▶ Exercise brief
Copy the records below exactly, omitting any pictures they contain.

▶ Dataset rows
>>>>>

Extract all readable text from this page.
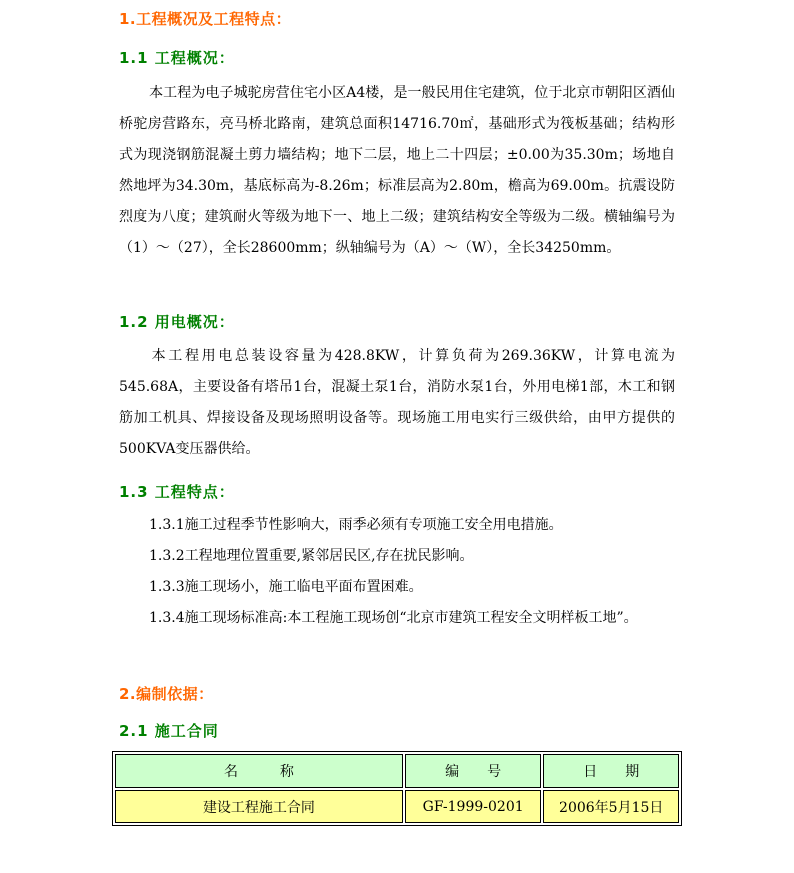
1.工程概况及工程特点：
1.1 工程概况：
本工程为电子城驼房营住宅小区A4楼，是一般民用住宅建筑，位于北京市朝阳区酒仙桥驼房营路东，亮马桥北路南，建筑总面积14716.70㎡，基础形式为筏板基础；结构形式为现浇钢筋混凝土剪力墙结构；地下二层，地上二十四层；±0.00为35.30m；场地自然地坪为34.30m，基底标高为-8.26m；标准层高为2.80m，檐高为69.00m。抗震设防烈度为八度；建筑耐火等级为地下一、地上二级；建筑结构安全等级为二级。横轴编号为（1）～（27），全长28600mm；纵轴编号为（A）～（W），全长34250mm。
1.2 用电概况：
本工程用电总装设容量为428.8KW，计算负荷为269.36KW，计算电流为545.68A，主要设备有塔吊1台，混凝土泵1台，消防水泵1台，外用电梯1部，木工和钢筋加工机具、焊接设备及现场照明设备等。现场施工用电实行三级供给，由甲方提供的500KVA变压器供给。
1.3 工程特点：
1.3.1施工过程季节性影响大，雨季必须有专项施工安全用电措施。
1.3.2工程地理位置重要,紧邻居民区,存在扰民影响。
1.3.3施工现场小，施工临电平面布置困难。
1.3.4施工现场标准高:本工程施工现场创“北京市建筑工程安全文明样板工地”。
2.编制依据：
2.1 施工合同
名　　　称	编　　号	日　　期
建设工程施工合同	GF-1999-0201	2006年5月15日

<<<<<

▶ Complete answer
Extract all readable text from this page.
1.工程概况及工程特点：
1.1 工程概况：
本工程为电子城驼房营住宅小区A4楼，是一般民用住宅建筑，位于北京市朝阳区酒仙桥驼房营路东，亮马桥北路南，建筑总面积14716.70㎡，基础形式为筏板基础；结构形式为现浇钢筋混凝土剪力墙结构；地下二层，地上二十四层；±0.00为35.30m；场地自然地坪为34.30m，基底标高为-8.26m；标准层高为2.80m，檐高为69.00m。抗震设防烈度为八度；建筑耐火等级为地下一、地上二级；建筑结构安全等级为二级。横轴编号为（1）～（27），全长28600mm；纵轴编号为（A）～（W），全长34250mm。
1.2 用电概况：
本工程用电总装设容量为428.8KW，计算负荷为269.36KW，计算电流为545.68A，主要设备有塔吊1台，混凝土泵1台，消防水泵1台，外用电梯1部，木工和钢筋加工机具、焊接设备及现场照明设备等。现场施工用电实行三级供给，由甲方提供的500KVA变压器供给。
1.3 工程特点：
1.3.1施工过程季节性影响大，雨季必须有专项施工安全用电措施。
1.3.2工程地理位置重要,紧邻居民区,存在扰民影响。
1.3.3施工现场小，施工临电平面布置困难。
1.3.4施工现场标准高:本工程施工现场创“北京市建筑工程安全文明样板工地”。
2.编制依据：
2.1 施工合同
名　　　称	编　　号	日　　期
建设工程施工合同	GF-1999-0201	2006年5月15日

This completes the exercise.